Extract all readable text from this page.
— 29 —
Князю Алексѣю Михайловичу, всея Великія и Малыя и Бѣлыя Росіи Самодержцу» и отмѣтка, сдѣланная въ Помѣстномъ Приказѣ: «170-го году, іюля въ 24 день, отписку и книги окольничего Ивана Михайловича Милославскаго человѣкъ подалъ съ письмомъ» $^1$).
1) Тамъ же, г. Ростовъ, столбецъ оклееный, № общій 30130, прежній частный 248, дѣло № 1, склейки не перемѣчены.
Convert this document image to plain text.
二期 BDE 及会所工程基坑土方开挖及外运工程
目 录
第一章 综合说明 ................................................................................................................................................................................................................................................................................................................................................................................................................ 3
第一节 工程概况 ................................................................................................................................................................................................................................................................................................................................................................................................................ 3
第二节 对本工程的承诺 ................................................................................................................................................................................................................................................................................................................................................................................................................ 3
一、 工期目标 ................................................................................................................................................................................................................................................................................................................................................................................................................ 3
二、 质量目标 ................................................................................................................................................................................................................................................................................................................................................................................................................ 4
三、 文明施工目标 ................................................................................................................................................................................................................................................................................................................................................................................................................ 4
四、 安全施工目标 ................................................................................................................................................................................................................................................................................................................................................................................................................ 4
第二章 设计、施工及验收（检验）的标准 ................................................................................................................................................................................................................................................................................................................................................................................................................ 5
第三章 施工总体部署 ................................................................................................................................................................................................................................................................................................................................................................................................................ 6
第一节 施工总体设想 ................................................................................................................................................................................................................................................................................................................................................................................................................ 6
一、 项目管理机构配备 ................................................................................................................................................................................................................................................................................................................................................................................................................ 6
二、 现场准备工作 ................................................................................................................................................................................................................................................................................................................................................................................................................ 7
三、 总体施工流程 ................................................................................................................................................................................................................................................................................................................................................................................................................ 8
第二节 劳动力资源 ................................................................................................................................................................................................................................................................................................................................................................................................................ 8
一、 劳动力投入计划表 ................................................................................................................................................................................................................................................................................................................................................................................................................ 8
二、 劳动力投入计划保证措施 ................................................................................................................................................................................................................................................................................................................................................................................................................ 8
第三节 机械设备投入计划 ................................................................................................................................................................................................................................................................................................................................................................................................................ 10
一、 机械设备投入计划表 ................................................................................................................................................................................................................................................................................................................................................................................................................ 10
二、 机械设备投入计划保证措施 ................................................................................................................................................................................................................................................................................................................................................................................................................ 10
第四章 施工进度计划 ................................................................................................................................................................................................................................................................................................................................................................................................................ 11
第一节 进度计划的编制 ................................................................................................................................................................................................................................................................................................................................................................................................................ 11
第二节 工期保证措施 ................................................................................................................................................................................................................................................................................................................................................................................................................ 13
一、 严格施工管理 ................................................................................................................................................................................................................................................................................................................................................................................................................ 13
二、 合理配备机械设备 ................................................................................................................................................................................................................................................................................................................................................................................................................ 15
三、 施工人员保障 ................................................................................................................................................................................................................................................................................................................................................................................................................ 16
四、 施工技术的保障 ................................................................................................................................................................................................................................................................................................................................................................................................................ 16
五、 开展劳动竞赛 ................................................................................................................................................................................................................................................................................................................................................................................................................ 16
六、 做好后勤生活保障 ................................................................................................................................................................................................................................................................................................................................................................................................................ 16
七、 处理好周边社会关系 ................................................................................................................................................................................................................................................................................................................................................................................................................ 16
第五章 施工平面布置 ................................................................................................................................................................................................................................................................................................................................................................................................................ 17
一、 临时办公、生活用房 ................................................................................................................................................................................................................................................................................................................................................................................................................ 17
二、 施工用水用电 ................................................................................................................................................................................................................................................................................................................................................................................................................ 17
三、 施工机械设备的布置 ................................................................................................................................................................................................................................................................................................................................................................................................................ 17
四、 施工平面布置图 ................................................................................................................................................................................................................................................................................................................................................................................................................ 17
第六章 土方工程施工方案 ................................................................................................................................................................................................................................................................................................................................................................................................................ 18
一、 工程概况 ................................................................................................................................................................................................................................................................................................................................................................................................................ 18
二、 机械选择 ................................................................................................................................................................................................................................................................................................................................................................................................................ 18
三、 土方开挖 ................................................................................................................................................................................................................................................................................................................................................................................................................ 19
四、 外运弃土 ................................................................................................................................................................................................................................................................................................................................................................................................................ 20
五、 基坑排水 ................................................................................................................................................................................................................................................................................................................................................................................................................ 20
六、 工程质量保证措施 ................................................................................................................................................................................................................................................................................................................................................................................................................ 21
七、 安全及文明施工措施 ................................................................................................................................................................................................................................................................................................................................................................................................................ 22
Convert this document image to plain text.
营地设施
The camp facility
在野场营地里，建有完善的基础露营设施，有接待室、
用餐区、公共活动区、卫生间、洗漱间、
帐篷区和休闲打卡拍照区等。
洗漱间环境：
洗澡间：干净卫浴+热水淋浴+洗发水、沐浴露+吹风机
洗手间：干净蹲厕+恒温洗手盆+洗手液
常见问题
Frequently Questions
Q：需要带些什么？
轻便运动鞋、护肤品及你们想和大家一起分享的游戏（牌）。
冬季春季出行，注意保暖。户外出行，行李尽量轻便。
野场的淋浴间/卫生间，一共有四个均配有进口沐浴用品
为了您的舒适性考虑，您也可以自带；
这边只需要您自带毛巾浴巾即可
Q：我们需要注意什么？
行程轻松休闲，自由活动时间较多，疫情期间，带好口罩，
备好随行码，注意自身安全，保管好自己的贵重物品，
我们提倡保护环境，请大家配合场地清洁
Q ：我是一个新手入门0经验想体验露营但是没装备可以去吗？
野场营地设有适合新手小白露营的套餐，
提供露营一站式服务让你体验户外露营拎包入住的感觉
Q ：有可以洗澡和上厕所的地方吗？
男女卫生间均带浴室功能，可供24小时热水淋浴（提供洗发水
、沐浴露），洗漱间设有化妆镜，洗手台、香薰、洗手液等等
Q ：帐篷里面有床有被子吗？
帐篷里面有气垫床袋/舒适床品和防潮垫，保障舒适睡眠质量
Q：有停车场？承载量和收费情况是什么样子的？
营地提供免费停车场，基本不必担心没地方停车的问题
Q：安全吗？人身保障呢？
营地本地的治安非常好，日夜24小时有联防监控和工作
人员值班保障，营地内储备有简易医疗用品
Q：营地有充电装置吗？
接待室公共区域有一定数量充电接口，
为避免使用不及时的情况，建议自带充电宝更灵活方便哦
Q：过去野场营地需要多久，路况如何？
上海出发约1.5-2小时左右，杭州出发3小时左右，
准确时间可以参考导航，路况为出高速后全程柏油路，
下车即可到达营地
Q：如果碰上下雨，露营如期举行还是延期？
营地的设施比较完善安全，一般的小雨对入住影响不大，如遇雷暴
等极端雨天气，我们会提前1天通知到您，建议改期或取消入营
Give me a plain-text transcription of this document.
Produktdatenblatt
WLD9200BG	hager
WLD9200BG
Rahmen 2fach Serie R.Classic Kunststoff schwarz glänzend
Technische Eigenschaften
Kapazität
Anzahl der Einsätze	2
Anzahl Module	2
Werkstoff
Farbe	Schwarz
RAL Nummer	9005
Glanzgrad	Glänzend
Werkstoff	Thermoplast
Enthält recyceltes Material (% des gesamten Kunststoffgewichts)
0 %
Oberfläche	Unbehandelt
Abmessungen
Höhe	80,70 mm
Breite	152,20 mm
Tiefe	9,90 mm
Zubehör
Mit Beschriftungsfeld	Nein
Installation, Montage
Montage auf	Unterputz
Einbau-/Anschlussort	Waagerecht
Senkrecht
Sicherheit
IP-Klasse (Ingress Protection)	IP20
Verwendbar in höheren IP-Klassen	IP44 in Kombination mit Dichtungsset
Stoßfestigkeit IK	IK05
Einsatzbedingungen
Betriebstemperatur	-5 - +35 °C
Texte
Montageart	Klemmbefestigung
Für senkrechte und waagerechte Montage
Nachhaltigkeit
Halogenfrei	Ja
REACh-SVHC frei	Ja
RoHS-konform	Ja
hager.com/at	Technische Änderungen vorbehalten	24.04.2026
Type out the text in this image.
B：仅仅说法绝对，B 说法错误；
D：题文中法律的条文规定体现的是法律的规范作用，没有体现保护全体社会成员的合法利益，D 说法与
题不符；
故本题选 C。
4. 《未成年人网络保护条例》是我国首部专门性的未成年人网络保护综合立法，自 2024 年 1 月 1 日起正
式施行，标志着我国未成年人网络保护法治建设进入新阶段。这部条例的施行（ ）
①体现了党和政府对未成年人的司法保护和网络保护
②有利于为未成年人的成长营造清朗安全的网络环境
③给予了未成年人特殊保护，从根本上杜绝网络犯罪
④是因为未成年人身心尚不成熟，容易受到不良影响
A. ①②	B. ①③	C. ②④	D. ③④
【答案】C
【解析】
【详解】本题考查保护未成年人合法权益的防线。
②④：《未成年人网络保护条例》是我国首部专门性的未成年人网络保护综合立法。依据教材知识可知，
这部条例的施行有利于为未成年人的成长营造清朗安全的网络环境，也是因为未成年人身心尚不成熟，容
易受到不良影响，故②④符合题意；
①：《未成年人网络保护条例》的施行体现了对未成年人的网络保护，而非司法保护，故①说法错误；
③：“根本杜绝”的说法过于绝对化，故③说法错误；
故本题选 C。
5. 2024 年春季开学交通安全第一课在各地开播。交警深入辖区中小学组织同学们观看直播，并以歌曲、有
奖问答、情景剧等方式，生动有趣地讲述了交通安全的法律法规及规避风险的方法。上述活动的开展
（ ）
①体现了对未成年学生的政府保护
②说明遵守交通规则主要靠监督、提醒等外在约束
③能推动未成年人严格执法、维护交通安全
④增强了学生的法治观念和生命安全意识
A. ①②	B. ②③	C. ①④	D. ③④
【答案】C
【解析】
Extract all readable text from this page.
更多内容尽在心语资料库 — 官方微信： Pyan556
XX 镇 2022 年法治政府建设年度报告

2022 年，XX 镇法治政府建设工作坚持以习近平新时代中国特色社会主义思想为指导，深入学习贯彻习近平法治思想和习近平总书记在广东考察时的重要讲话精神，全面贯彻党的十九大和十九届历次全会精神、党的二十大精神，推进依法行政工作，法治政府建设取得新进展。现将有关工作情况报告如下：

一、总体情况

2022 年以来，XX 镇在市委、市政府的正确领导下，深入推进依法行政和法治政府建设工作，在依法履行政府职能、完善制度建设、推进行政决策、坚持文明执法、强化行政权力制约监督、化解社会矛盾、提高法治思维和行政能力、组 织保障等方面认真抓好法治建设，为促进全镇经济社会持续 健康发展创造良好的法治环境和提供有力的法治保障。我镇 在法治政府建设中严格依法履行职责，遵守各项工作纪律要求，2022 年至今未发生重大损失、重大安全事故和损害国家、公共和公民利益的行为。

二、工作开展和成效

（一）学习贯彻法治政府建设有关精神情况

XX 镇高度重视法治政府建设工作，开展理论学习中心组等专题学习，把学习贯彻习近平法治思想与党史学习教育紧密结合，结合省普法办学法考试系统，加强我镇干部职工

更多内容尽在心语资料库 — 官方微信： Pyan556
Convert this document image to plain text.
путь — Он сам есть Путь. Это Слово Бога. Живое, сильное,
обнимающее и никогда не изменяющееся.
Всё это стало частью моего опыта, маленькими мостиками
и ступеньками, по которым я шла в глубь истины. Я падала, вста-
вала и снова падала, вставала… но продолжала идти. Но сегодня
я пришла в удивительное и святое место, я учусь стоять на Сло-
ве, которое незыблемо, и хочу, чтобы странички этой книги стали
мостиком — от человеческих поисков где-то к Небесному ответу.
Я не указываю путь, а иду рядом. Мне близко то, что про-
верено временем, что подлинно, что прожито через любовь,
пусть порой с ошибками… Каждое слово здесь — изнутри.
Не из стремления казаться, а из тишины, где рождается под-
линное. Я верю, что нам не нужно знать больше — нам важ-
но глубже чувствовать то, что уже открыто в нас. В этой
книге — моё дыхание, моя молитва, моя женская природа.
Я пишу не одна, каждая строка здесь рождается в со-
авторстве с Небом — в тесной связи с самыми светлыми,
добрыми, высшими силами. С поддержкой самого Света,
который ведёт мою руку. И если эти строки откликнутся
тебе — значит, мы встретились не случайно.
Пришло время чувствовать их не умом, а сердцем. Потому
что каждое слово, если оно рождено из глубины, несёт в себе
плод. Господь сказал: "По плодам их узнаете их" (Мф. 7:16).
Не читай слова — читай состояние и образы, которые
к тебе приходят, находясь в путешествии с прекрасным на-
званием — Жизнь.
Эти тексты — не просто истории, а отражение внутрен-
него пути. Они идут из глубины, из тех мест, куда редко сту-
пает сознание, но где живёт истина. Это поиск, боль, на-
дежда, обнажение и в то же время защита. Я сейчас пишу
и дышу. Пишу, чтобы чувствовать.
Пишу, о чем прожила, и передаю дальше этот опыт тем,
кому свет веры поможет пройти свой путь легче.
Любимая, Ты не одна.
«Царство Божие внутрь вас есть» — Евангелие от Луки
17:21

§ Instructions for the task
Search the data above for the string "время" and copy each line that has it.

§ Output of the exercise
Пришло время чувствовать их не умом, а сердцем. Потому
дежда, обнажение и в то же время защита. Я сейчас пишу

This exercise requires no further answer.